### [Objective]
Take all the material and copy it exactly.
[Start of Data excerpts]
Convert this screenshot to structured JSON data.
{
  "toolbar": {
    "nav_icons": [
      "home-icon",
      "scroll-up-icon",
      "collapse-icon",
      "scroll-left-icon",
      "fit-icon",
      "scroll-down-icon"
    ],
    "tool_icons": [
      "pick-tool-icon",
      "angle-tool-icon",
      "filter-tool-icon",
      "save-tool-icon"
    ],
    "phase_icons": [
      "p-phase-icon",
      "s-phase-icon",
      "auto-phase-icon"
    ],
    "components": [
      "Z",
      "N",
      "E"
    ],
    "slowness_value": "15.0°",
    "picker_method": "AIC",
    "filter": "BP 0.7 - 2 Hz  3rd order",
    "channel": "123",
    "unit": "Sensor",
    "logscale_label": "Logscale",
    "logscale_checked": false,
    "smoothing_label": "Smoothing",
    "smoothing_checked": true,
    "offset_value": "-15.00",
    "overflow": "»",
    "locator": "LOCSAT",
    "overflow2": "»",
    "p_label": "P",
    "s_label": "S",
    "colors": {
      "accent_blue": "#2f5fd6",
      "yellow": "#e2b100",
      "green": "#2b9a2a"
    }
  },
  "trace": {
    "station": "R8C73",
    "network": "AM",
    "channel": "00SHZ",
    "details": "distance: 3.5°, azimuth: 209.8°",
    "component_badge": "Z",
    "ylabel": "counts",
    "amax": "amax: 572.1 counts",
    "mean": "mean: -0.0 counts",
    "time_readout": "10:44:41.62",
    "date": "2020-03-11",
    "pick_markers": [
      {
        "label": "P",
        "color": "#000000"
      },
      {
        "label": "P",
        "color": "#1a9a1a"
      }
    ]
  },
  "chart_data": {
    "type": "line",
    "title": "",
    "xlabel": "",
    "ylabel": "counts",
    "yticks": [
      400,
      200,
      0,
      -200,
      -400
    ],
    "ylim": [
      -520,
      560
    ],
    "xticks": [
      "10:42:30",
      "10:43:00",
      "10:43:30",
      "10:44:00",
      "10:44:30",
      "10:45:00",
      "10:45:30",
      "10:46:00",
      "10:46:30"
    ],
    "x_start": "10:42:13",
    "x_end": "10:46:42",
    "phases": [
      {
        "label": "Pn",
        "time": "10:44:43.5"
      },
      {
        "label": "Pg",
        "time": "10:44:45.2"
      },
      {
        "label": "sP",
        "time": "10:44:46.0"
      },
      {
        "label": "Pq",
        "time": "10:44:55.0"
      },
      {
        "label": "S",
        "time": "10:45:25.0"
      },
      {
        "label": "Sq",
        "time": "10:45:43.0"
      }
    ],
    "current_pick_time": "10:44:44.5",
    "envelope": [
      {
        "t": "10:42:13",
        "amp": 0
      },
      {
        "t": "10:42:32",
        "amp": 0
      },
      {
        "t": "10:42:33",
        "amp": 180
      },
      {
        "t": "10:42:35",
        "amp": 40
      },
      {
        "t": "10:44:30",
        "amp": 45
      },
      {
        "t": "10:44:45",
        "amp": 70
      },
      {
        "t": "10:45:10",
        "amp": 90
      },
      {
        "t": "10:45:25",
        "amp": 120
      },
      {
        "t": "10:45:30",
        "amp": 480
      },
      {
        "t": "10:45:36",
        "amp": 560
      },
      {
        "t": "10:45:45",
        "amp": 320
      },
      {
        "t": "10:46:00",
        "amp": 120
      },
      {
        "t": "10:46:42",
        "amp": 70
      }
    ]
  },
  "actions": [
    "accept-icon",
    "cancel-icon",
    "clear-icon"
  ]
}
[End of Data excerpts]
### [The response]
Convert this screenshot to structured JSON data.
{
  "toolbar": {
    "nav_icons": [
      "home-icon",
      "scroll-up-icon",
      "collapse-icon",
      "scroll-left-icon",
      "fit-icon",
      "scroll-down-icon"
    ],
    "tool_icons": [
      "pick-tool-icon",
      "angle-tool-icon",
      "filter-tool-icon",
      "save-tool-icon"
    ],
    "phase_icons": [
      "p-phase-icon",
      "s-phase-icon",
      "auto-phase-icon"
    ],
    "components": [
      "Z",
      "N",
      "E"
    ],
    "slowness_value": "15.0°",
    "picker_method": "AIC",
    "filter": "BP 0.7 - 2 Hz  3rd order",
    "channel": "123",
    "unit": "Sensor",
    "logscale_label": "Logscale",
    "logscale_checked": false,
    "smoothing_label": "Smoothing",
    "smoothing_checked": true,
    "offset_value": "-15.00",
    "overflow": "»",
    "locator": "LOCSAT",
    "overflow2": "»",
    "p_label": "P",
    "s_label": "S",
    "colors": {
      "accent_blue": "#2f5fd6",
      "yellow": "#e2b100",
      "green": "#2b9a2a"
    }
  },
  "trace": {
    "station": "R8C73",
    "network": "AM",
    "channel": "00SHZ",
    "details": "distance: 3.5°, azimuth: 209.8°",
    "component_badge": "Z",
    "ylabel": "counts",
    "amax": "amax: 572.1 counts",
    "mean": "mean: -0.0 counts",
    "time_readout": "10:44:41.62",
    "date": "2020-03-11",
    "pick_markers": [
      {
        "label": "P",
        "color": "#000000"
      },
      {
        "label": "P",
        "color": "#1a9a1a"
      }
    ]
  },
  "chart_data": {
    "type": "line",
    "title": "",
    "xlabel": "",
    "ylabel": "counts",
    "yticks": [
      400,
      200,
      0,
      -200,
      -400
    ],
    "ylim": [
      -520,
      560
    ],
    "xticks": [
      "10:42:30",
      "10:43:00",
      "10:43:30",
      "10:44:00",
      "10:44:30",
      "10:45:00",
      "10:45:30",
      "10:46:00",
      "10:46:30"
    ],
    "x_start": "10:42:13",
    "x_end": "10:46:42",
    "phases": [
      {
        "label": "Pn",
        "time": "10:44:43.5"
      },
      {
        "label": "Pg",
        "time": "10:44:45.2"
      },
      {
        "label": "sP",
        "time": "10:44:46.0"
      },
      {
        "label": "Pq",
        "time": "10:44:55.0"
      },
      {
        "label": "S",
        "time": "10:45:25.0"
      },
      {
        "label": "Sq",
        "time": "10:45:43.0"
      }
    ],
    "current_pick_time": "10:44:44.5",
    "envelope": [
      {
        "t": "10:42:13",
        "amp": 0
      },
      {
        "t": "10:42:32",
        "amp": 0
      },
      {
        "t": "10:42:33",
        "amp": 180
      },
      {
        "t": "10:42:35",
        "amp": 40
      },
      {
        "t": "10:44:30",
        "amp": 45
      },
      {
        "t": "10:44:45",
        "amp": 70
      },
      {
        "t": "10:45:10",
        "amp": 90
      },
      {
        "t": "10:45:25",
        "amp": 120
      },
      {
        "t": "10:45:30",
        "amp": 480
      },
      {
        "t": "10:45:36",
        "amp": 560
      },
      {
        "t": "10:45:45",
        "amp": 320
      },
      {
        "t": "10:46:00",
        "amp": 120
      },
      {
        "t": "10:46:42",
        "amp": 70
      }
    ]
  },
  "actions": [
    "accept-icon",
    "cancel-icon",
    "clear-icon"
  ]
}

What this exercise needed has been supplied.